Stored data:
•••••

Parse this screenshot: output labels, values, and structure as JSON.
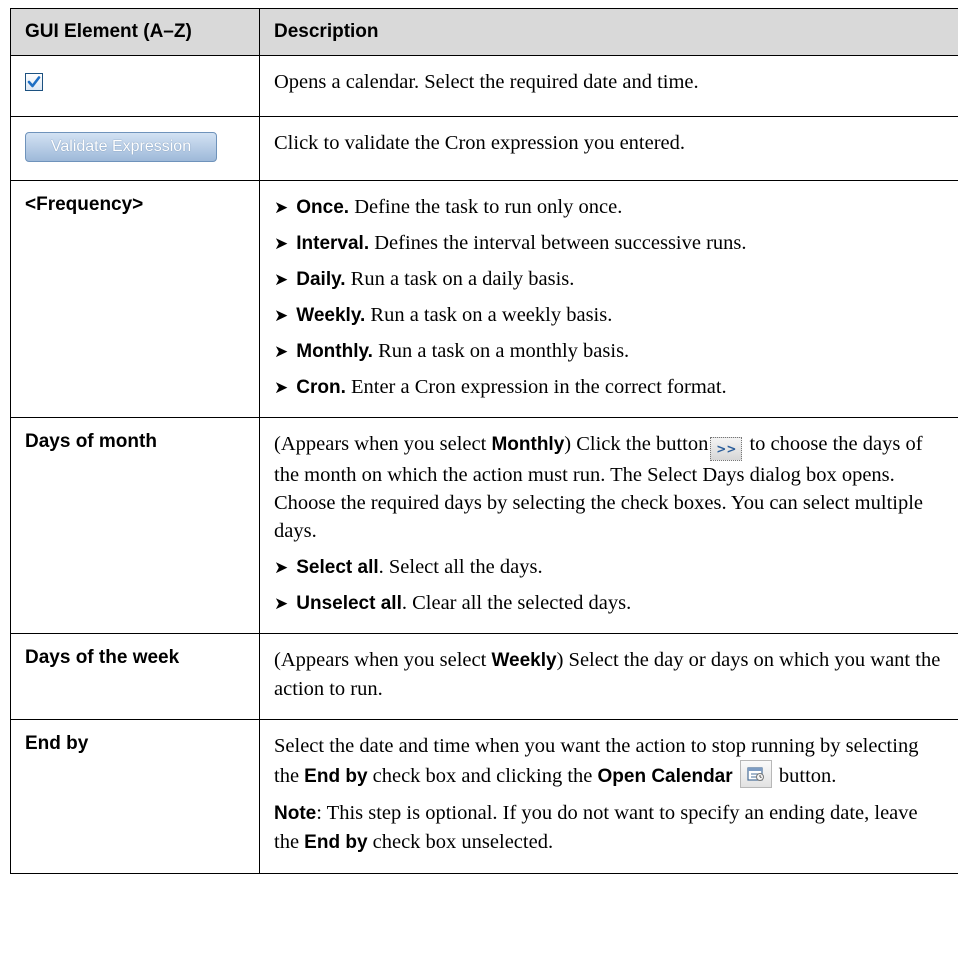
{
  "table": {
    "headers": [
      "GUI Element (A–Z)",
      "Description"
    ],
    "rows": {
      "checkbox": {
        "element_icon": "checkbox-checked-icon",
        "description": "Opens a calendar. Select the required date and time."
      },
      "validate": {
        "element_label": "Validate Expression",
        "description": "Click to validate the Cron expression you entered."
      },
      "frequency": {
        "element": "<Frequency>",
        "bullets": [
          {
            "kw": "Once.",
            "text": " Define the task to run only once."
          },
          {
            "kw": "Interval.",
            "text": " Defines the interval between successive runs."
          },
          {
            "kw": "Daily.",
            "text": " Run a task on a daily basis."
          },
          {
            "kw": "Weekly.",
            "text": " Run a task on a weekly basis."
          },
          {
            "kw": "Monthly.",
            "text": " Run a task on a monthly basis."
          },
          {
            "kw": "Cron.",
            "text": " Enter a Cron expression in the correct format."
          }
        ]
      },
      "days_of_month": {
        "element": "Days of month",
        "p1_a": "(Appears when you select ",
        "p1_kw": "Monthly",
        "p1_b": ") Click the button",
        "button_label": ">>",
        "p1_c": " to choose the days of the month on which the action must run. The Select Days dialog box opens. Choose the required days by selecting the check boxes. You can select multiple days.",
        "bullets": [
          {
            "kw": "Select all",
            "text": ". Select all the days."
          },
          {
            "kw": "Unselect all",
            "text": ". Clear all the selected days."
          }
        ]
      },
      "days_of_week": {
        "element": "Days of the week",
        "p_a": "(Appears when you select ",
        "p_kw": "Weekly",
        "p_b": ") Select the day or days on which you want the action to run."
      },
      "end_by": {
        "element": "End by",
        "p1_a": "Select the date and time when you want the action to stop running by selecting the ",
        "p1_kw1": "End by",
        "p1_b": " check box and clicking the ",
        "p1_kw2": "Open Calendar",
        "p1_icon": "open-calendar-icon",
        "p1_c": " button.",
        "p2_kw": "Note",
        "p2_a": ": This step is optional. If you do not want to specify an ending date, leave the ",
        "p2_kw2": "End by",
        "p2_b": " check box unselected."
      }
    }
  },
  "colors": {
    "header_bg": "#d9d9d9",
    "border": "#000000",
    "button_face": "#a9c2e0",
    "checkmark": "#1f6fc4"
  }
}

•••••

◆ **EXERCISE DETAILS**
Among the lines of the data above, determine how many contain the word "time". Report the number alone.

◆ **SOLUTION TO THE EXERCISE**
2